*Written request*.
All of the records below must be output exactly, with no pictures carried over.

(Records from a collection)
(begin)
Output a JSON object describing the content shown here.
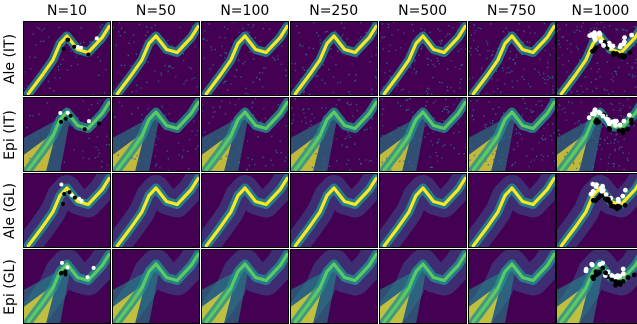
{
  "chart_data": {
    "type": "heatmap",
    "layout": "grid of density heatmap panels",
    "columns": [
      "N=10",
      "N=50",
      "N=100",
      "N=250",
      "N=500",
      "N=750",
      "N=1000"
    ],
    "rows": [
      "Ale (IT)",
      "Epi (IT)",
      "Ale (GL)",
      "Epi (GL)"
    ],
    "colormap": "viridis",
    "colors": {
      "low": "#440154",
      "mid": "#21908d",
      "high": "#fde725",
      "train_class_a": "#ffffff",
      "train_class_b": "#000000"
    },
    "overlay": "training points shown as white and black dots in the N=10 and N=1000 columns",
    "axes_ticks": "none",
    "grid": false
  }
}
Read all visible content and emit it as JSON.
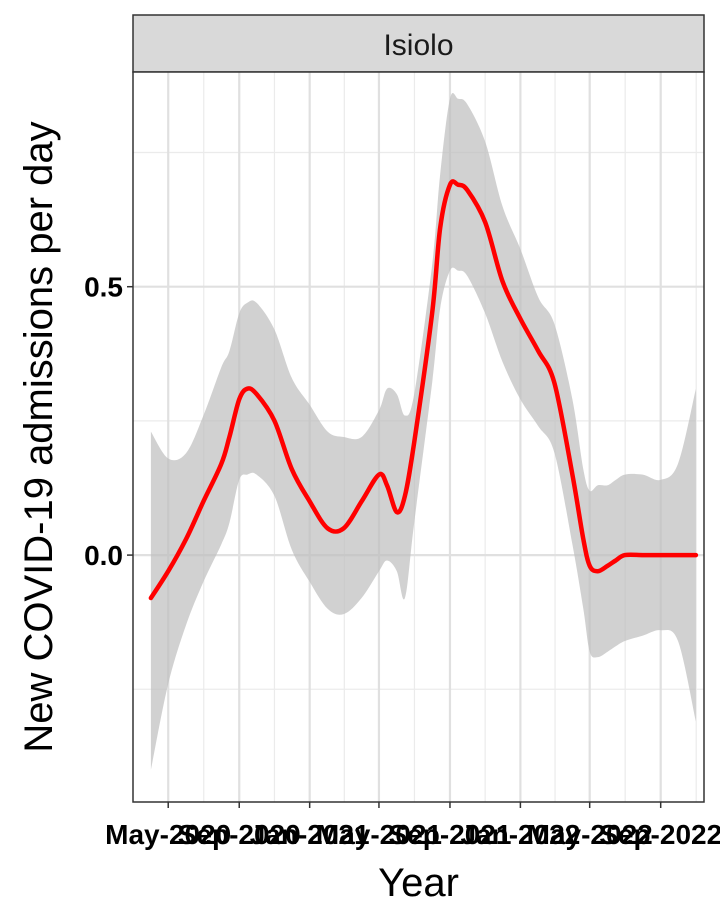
{
  "chart_data": {
    "type": "line",
    "facet": "Isiolo",
    "xlabel": "Year",
    "ylabel": "New COVID-19 admissions per day",
    "x_tick_labels": [
      "May-2020",
      "Sep-2020",
      "Jan-2021",
      "May-2021",
      "Sep-2021",
      "Jan-2022",
      "May-2022",
      "Sep-2022"
    ],
    "x_ticks": [
      "2020-05-01",
      "2020-09-01",
      "2021-01-01",
      "2021-05-01",
      "2021-09-01",
      "2022-01-01",
      "2022-05-01",
      "2022-09-01"
    ],
    "y_ticks": [
      0.0,
      0.5
    ],
    "y_tick_labels": [
      "0.0",
      "0.5"
    ],
    "xlim": [
      "2020-03-01",
      "2022-11-15"
    ],
    "ylim": [
      -0.46,
      0.9
    ],
    "grid": true,
    "line_color": "#ff0000",
    "band_color": "#bebebe",
    "x": [
      "2020-04-01",
      "2020-05-01",
      "2020-06-01",
      "2020-07-01",
      "2020-08-01",
      "2020-08-15",
      "2020-09-01",
      "2020-09-15",
      "2020-10-01",
      "2020-11-01",
      "2020-12-01",
      "2021-01-01",
      "2021-02-01",
      "2021-03-01",
      "2021-04-01",
      "2021-05-01",
      "2021-05-15",
      "2021-06-01",
      "2021-06-15",
      "2021-07-01",
      "2021-08-01",
      "2021-08-15",
      "2021-09-01",
      "2021-09-15",
      "2021-10-01",
      "2021-11-01",
      "2021-12-01",
      "2022-01-01",
      "2022-02-01",
      "2022-03-01",
      "2022-04-01",
      "2022-04-20",
      "2022-05-01",
      "2022-05-15",
      "2022-06-01",
      "2022-06-15",
      "2022-07-01",
      "2022-08-01",
      "2022-09-01",
      "2022-10-01",
      "2022-11-01"
    ],
    "y": [
      -0.08,
      -0.03,
      0.03,
      0.1,
      0.17,
      0.22,
      0.29,
      0.31,
      0.3,
      0.25,
      0.16,
      0.1,
      0.05,
      0.05,
      0.1,
      0.15,
      0.13,
      0.08,
      0.11,
      0.21,
      0.45,
      0.61,
      0.69,
      0.69,
      0.68,
      0.62,
      0.51,
      0.44,
      0.38,
      0.32,
      0.15,
      0.03,
      -0.02,
      -0.03,
      -0.02,
      -0.01,
      0.0,
      0.0,
      0.0,
      0.0,
      0.0
    ],
    "upper": [
      0.23,
      0.18,
      0.19,
      0.26,
      0.35,
      0.38,
      0.45,
      0.47,
      0.47,
      0.42,
      0.33,
      0.28,
      0.23,
      0.22,
      0.22,
      0.27,
      0.31,
      0.3,
      0.26,
      0.3,
      0.54,
      0.71,
      0.85,
      0.85,
      0.84,
      0.77,
      0.65,
      0.57,
      0.48,
      0.43,
      0.29,
      0.16,
      0.12,
      0.13,
      0.13,
      0.14,
      0.15,
      0.15,
      0.14,
      0.17,
      0.31
    ],
    "lower": [
      -0.4,
      -0.24,
      -0.13,
      -0.05,
      0.02,
      0.06,
      0.14,
      0.15,
      0.15,
      0.11,
      0.01,
      -0.05,
      -0.1,
      -0.11,
      -0.08,
      -0.03,
      -0.01,
      -0.03,
      -0.08,
      0.06,
      0.32,
      0.46,
      0.53,
      0.53,
      0.52,
      0.45,
      0.36,
      0.29,
      0.24,
      0.19,
      0.02,
      -0.1,
      -0.18,
      -0.19,
      -0.18,
      -0.17,
      -0.16,
      -0.15,
      -0.14,
      -0.16,
      -0.31
    ]
  }
}
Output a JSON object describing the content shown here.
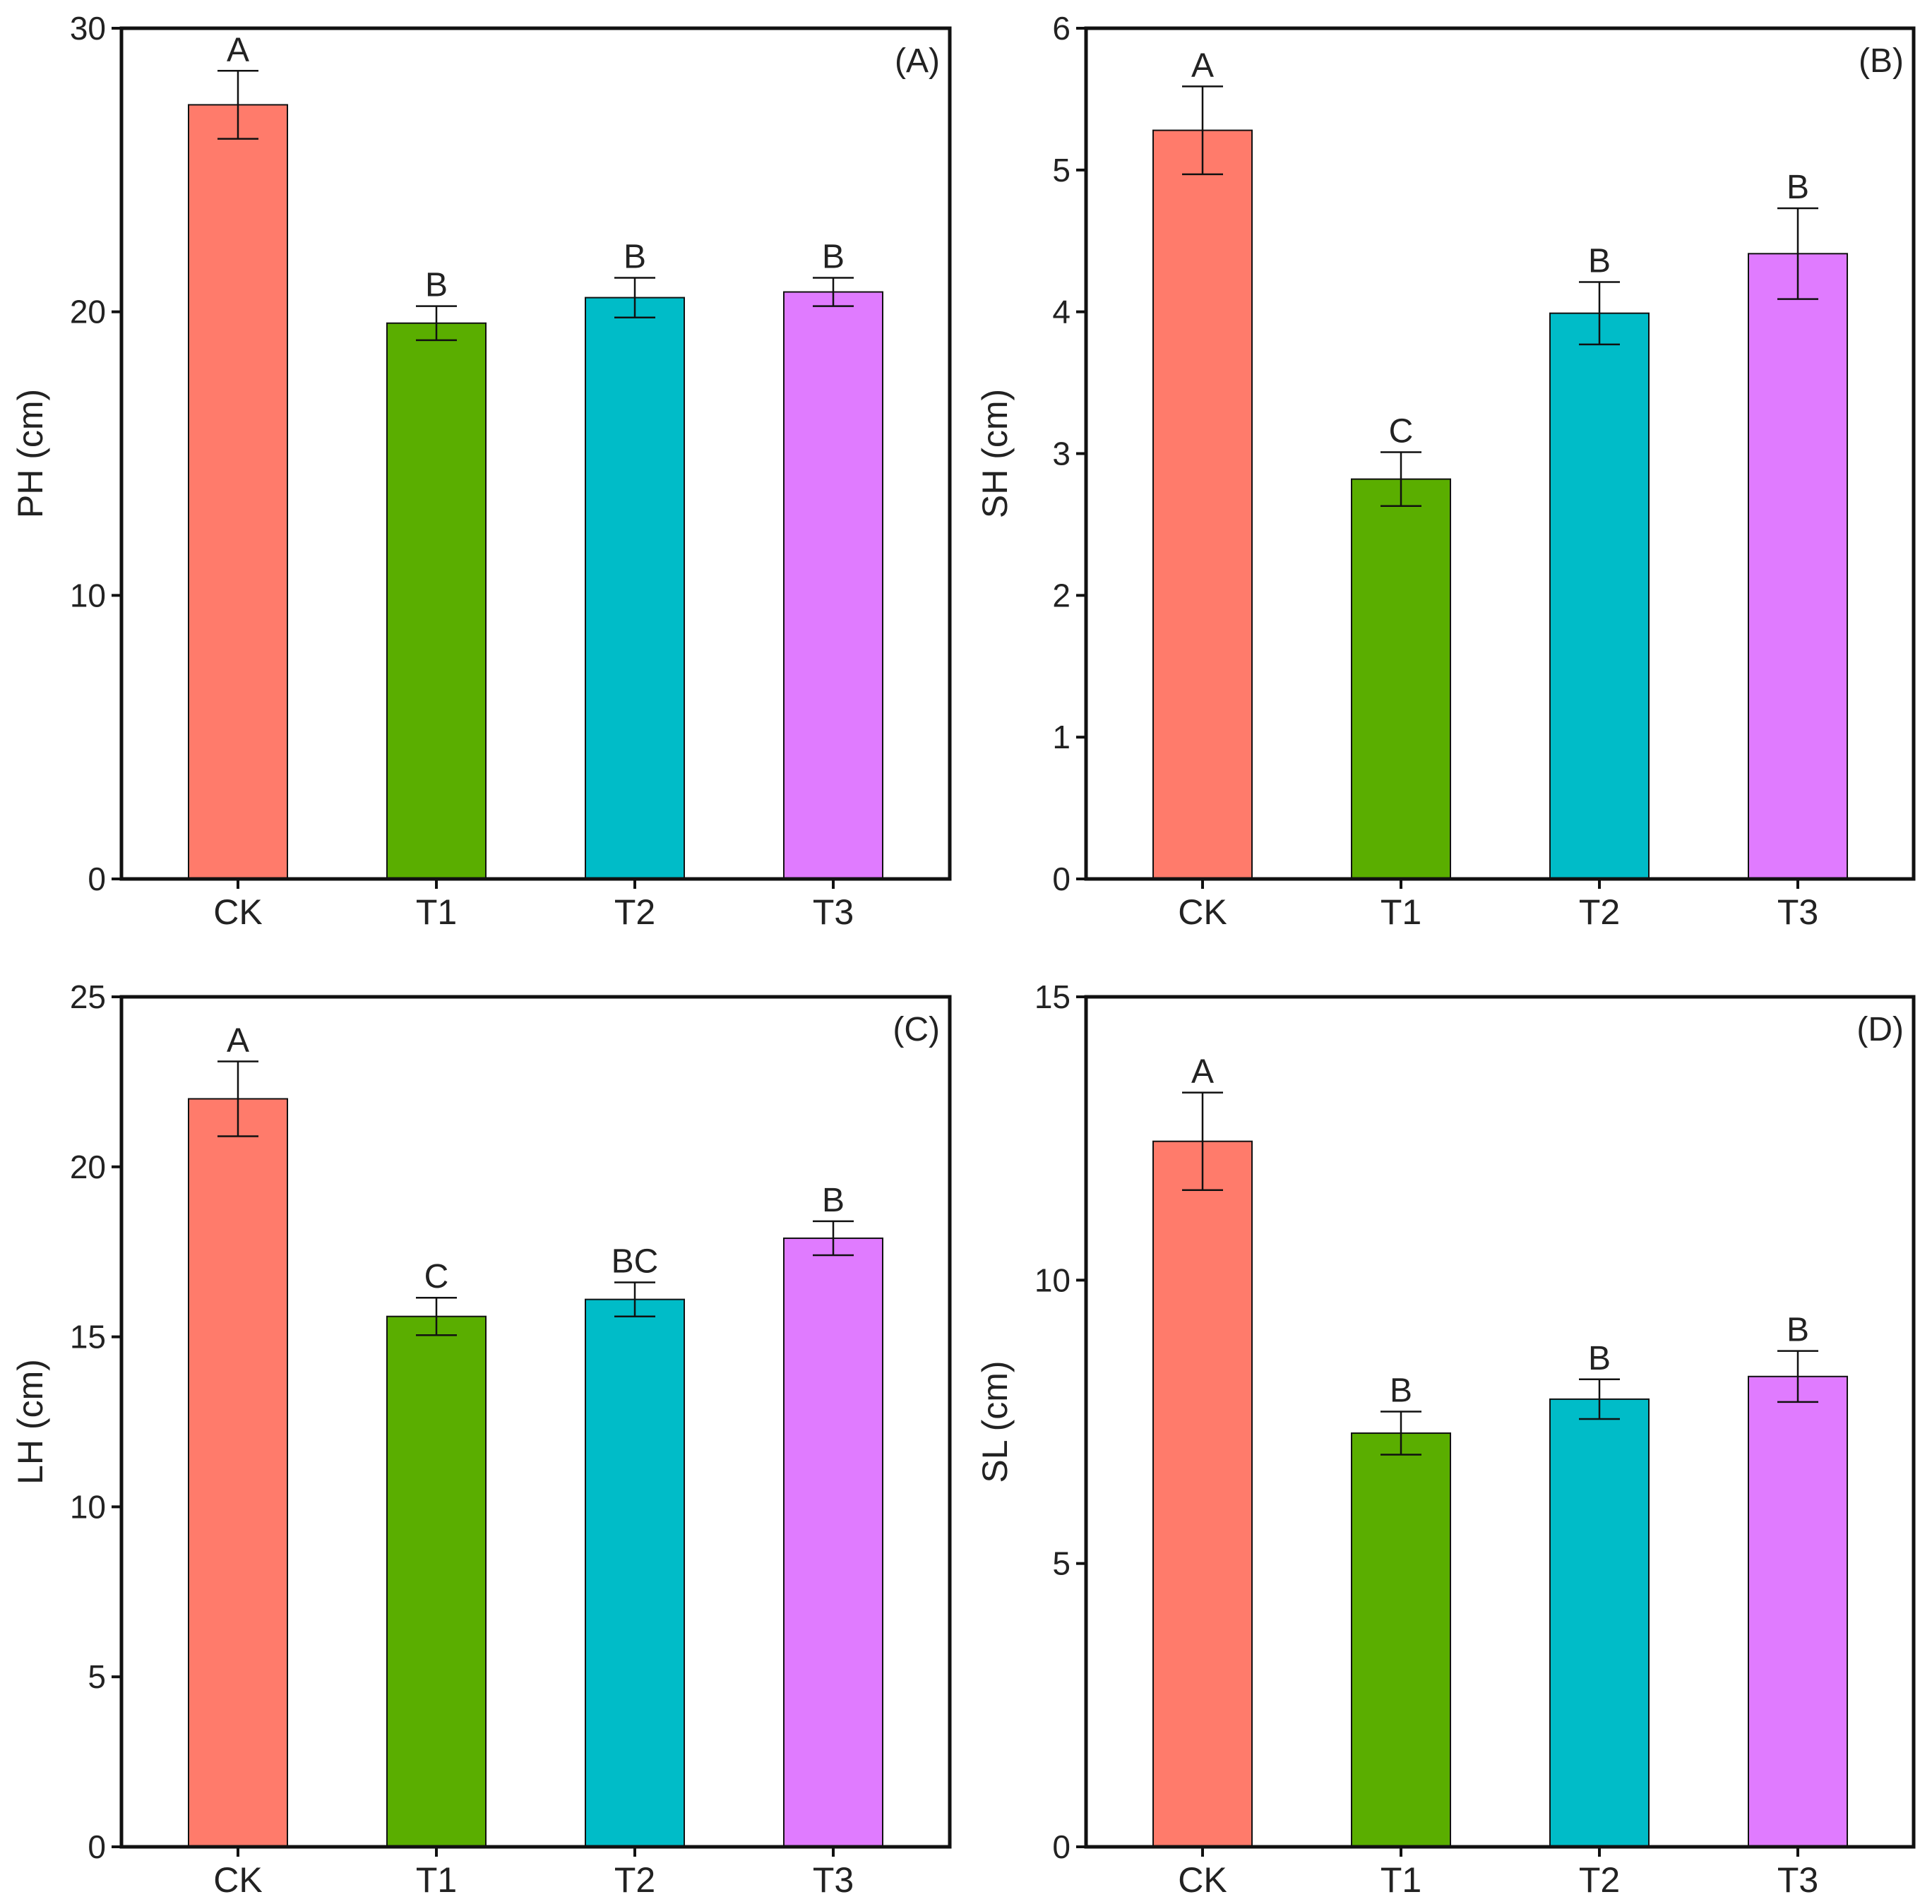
(end)
*Solution*.
Output a JSON object describing the content shown here.
{
  "chart_data": {
    "type": "heatmap",
    "layout": "grid of density heatmap panels",
    "columns": [
      "N=10",
      "N=50",
      "N=100",
      "N=250",
      "N=500",
      "N=750",
      "N=1000"
    ],
    "rows": [
      "Ale (IT)",
      "Epi (IT)",
      "Ale (GL)",
      "Epi (GL)"
    ],
    "colormap": "viridis",
    "colors": {
      "low": "#440154",
      "mid": "#21908d",
      "high": "#fde725",
      "train_class_a": "#ffffff",
      "train_class_b": "#000000"
    },
    "overlay": "training points shown as white and black dots in the N=10 and N=1000 columns",
    "axes_ticks": "none",
    "grid": false
  }
}
Read all visible content and emit it as JSON.
{
  "chart_data": {
    "type": "line",
    "facet": "Isiolo",
    "xlabel": "Year",
    "ylabel": "New COVID-19 admissions per day",
    "x_tick_labels": [
      "May-2020",
      "Sep-2020",
      "Jan-2021",
      "May-2021",
      "Sep-2021",
      "Jan-2022",
      "May-2022",
      "Sep-2022"
    ],
    "x_ticks": [
      "2020-05-01",
      "2020-09-01",
      "2021-01-01",
      "2021-05-01",
      "2021-09-01",
      "2022-01-01",
      "2022-05-01",
      "2022-09-01"
    ],
    "y_ticks": [
      0.0,
      0.5
    ],
    "y_tick_labels": [
      "0.0",
      "0.5"
    ],
    "xlim": [
      "2020-03-01",
      "2022-11-15"
    ],
    "ylim": [
      -0.46,
      0.9
    ],
    "grid": true,
    "line_color": "#ff0000",
    "band_color": "#bebebe",
    "x": [
      "2020-04-01",
      "2020-05-01",
      "2020-06-01",
      "2020-07-01",
      "2020-08-01",
      "2020-08-15",
      "2020-09-01",
      "2020-09-15",
      "2020-10-01",
      "2020-11-01",
      "2020-12-01",
      "2021-01-01",
      "2021-02-01",
      "2021-03-01",
      "2021-04-01",
      "2021-05-01",
      "2021-05-15",
      "2021-06-01",
      "2021-06-15",
      "2021-07-01",
      "2021-08-01",
      "2021-08-15",
      "2021-09-01",
      "2021-09-15",
      "2021-10-01",
      "2021-11-01",
      "2021-12-01",
      "2022-01-01",
      "2022-02-01",
      "2022-03-01",
      "2022-04-01",
      "2022-04-20",
      "2022-05-01",
      "2022-05-15",
      "2022-06-01",
      "2022-06-15",
      "2022-07-01",
      "2022-08-01",
      "2022-09-01",
      "2022-10-01",
      "2022-11-01"
    ],
    "y": [
      -0.08,
      -0.03,
      0.03,
      0.1,
      0.17,
      0.22,
      0.29,
      0.31,
      0.3,
      0.25,
      0.16,
      0.1,
      0.05,
      0.05,
      0.1,
      0.15,
      0.13,
      0.08,
      0.11,
      0.21,
      0.45,
      0.61,
      0.69,
      0.69,
      0.68,
      0.62,
      0.51,
      0.44,
      0.38,
      0.32,
      0.15,
      0.03,
      -0.02,
      -0.03,
      -0.02,
      -0.01,
      0.0,
      0.0,
      0.0,
      0.0,
      0.0
    ],
    "upper": [
      0.23,
      0.18,
      0.19,
      0.26,
      0.35,
      0.38,
      0.45,
      0.47,
      0.47,
      0.42,
      0.33,
      0.28,
      0.23,
      0.22,
      0.22,
      0.27,
      0.31,
      0.3,
      0.26,
      0.3,
      0.54,
      0.71,
      0.85,
      0.85,
      0.84,
      0.77,
      0.65,
      0.57,
      0.48,
      0.43,
      0.29,
      0.16,
      0.12,
      0.13,
      0.13,
      0.14,
      0.15,
      0.15,
      0.14,
      0.17,
      0.31
    ],
    "lower": [
      -0.4,
      -0.24,
      -0.13,
      -0.05,
      0.02,
      0.06,
      0.14,
      0.15,
      0.15,
      0.11,
      0.01,
      -0.05,
      -0.1,
      -0.11,
      -0.08,
      -0.03,
      -0.01,
      -0.03,
      -0.08,
      0.06,
      0.32,
      0.46,
      0.53,
      0.53,
      0.52,
      0.45,
      0.36,
      0.29,
      0.24,
      0.19,
      0.02,
      -0.1,
      -0.18,
      -0.19,
      -0.18,
      -0.17,
      -0.16,
      -0.15,
      -0.14,
      -0.16,
      -0.31
    ]
  }
}
Output a JSON object describing the content shown here.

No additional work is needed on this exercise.